Travail demandé: Reproduisez sans aucune modification les lignes des enregistrements, depuis celle qui contient « bulb-removal-illustration <box>494 531 » jusqu'à celle qui contient « step-2-badge: 2 <box>238 258 252 274</box> », ces deux lignes comprises.
╭─ Entrées de données
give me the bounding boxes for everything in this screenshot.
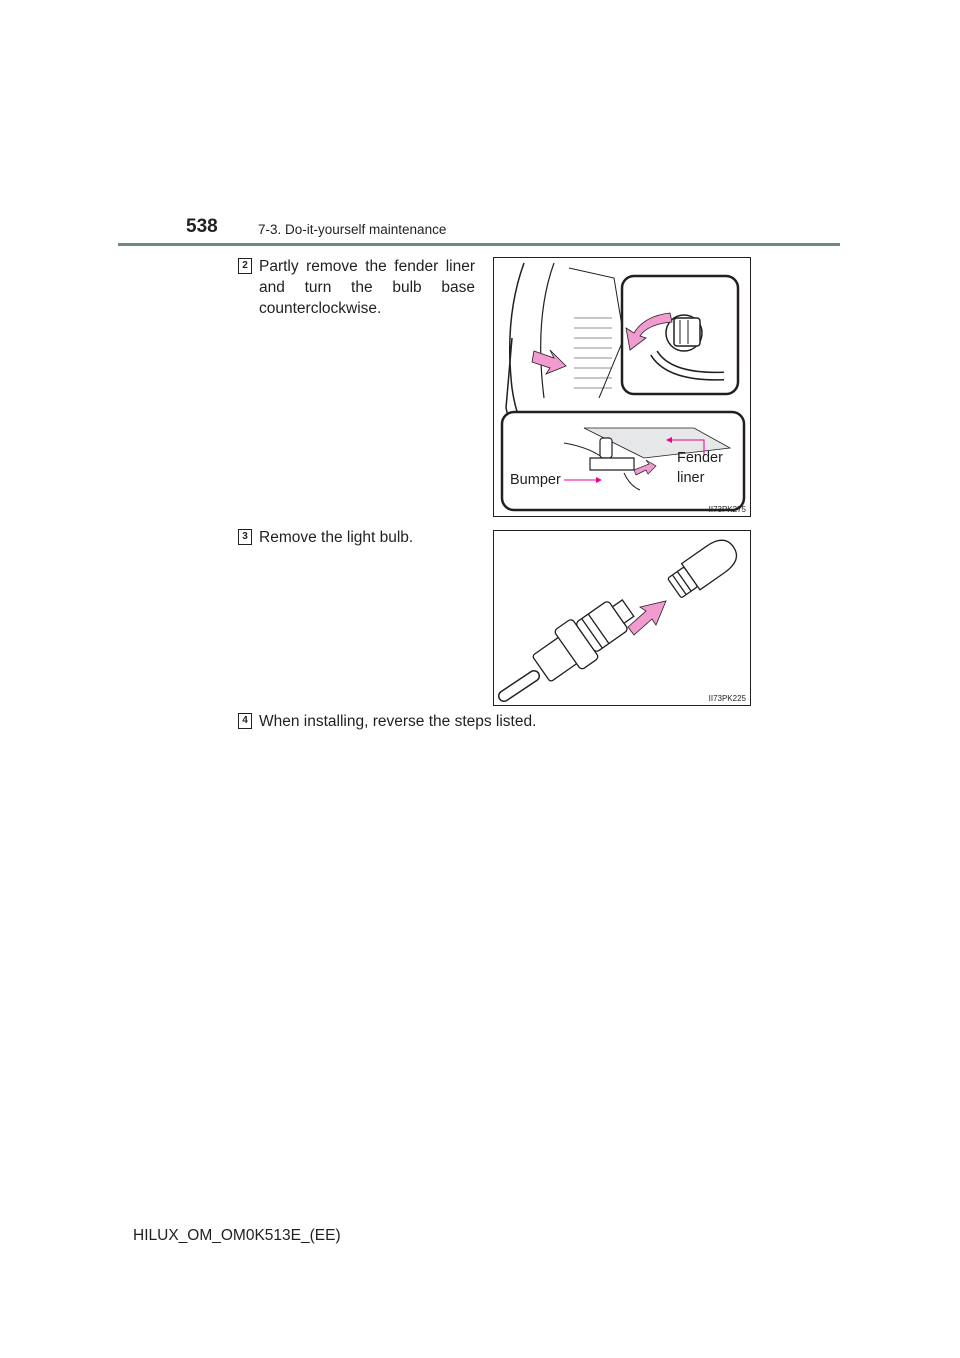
bulb-removal-illustration <box>494 531 750 705</box>
step-4-badge: 4 <box>238 713 252 729</box>
figure-remove-bulb <box>493 530 751 706</box>
fender-liner-label: Fender liner <box>677 450 723 486</box>
section-title: 7-3. Do-it-yourself maintenance <box>258 222 447 237</box>
step-3-badge: 3 <box>238 529 252 545</box>
push-arrow-icon <box>532 350 566 374</box>
step-4-text: When installing, reverse the steps listed. <box>259 713 537 730</box>
figure-2-code: II73PK225 <box>708 694 746 703</box>
pull-arrow-icon <box>628 601 666 635</box>
footer-doc-id: HILUX_OM_OM0K513E_(EE) <box>133 1227 341 1244</box>
header-rule <box>118 243 840 246</box>
figure-fender-liner <box>493 257 751 517</box>
step-3-text: Remove the light bulb. <box>259 529 414 546</box>
step-2-text: Partly remove the fender liner and turn the bulb base counterclockwise. <box>259 258 475 317</box>
page-number: 538 <box>186 216 218 237</box>
step-2-badge: 2 <box>238 258 252 274</box>
bumper-label: Bumper <box>510 472 561 488</box>
figure-1-code: II73PK275 <box>708 505 746 514</box>
light-bulb-icon <box>665 534 742 602</box>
╰─
Réponse finale:
bulb-removal-illustration <box>494 531 750 705</box>
step-4-badge: 4 <box>238 713 252 729</box>
figure-remove-bulb <box>493 530 751 706</box>
fender-liner-label: Fender liner <box>677 450 723 486</box>
section-title: 7-3. Do-it-yourself maintenance <box>258 222 447 237</box>
step-3-badge: 3 <box>238 529 252 545</box>
push-arrow-icon <box>532 350 566 374</box>
step-4-text: When installing, reverse the steps listed. <box>259 713 537 730</box>
figure-2-code: II73PK225 <box>708 694 746 703</box>
pull-arrow-icon <box>628 601 666 635</box>
footer-doc-id: HILUX_OM_OM0K513E_(EE) <box>133 1227 341 1244</box>
header-rule <box>118 243 840 246</box>
figure-fender-liner <box>493 257 751 517</box>
step-3-text: Remove the light bulb. <box>259 529 414 546</box>
step-2-text: Partly remove the fender liner and turn the bulb base counterclockwise. <box>259 258 475 317</box>
page-number: 538 <box>186 216 218 237</box>
step-2-badge: 2 <box>238 258 252 274</box>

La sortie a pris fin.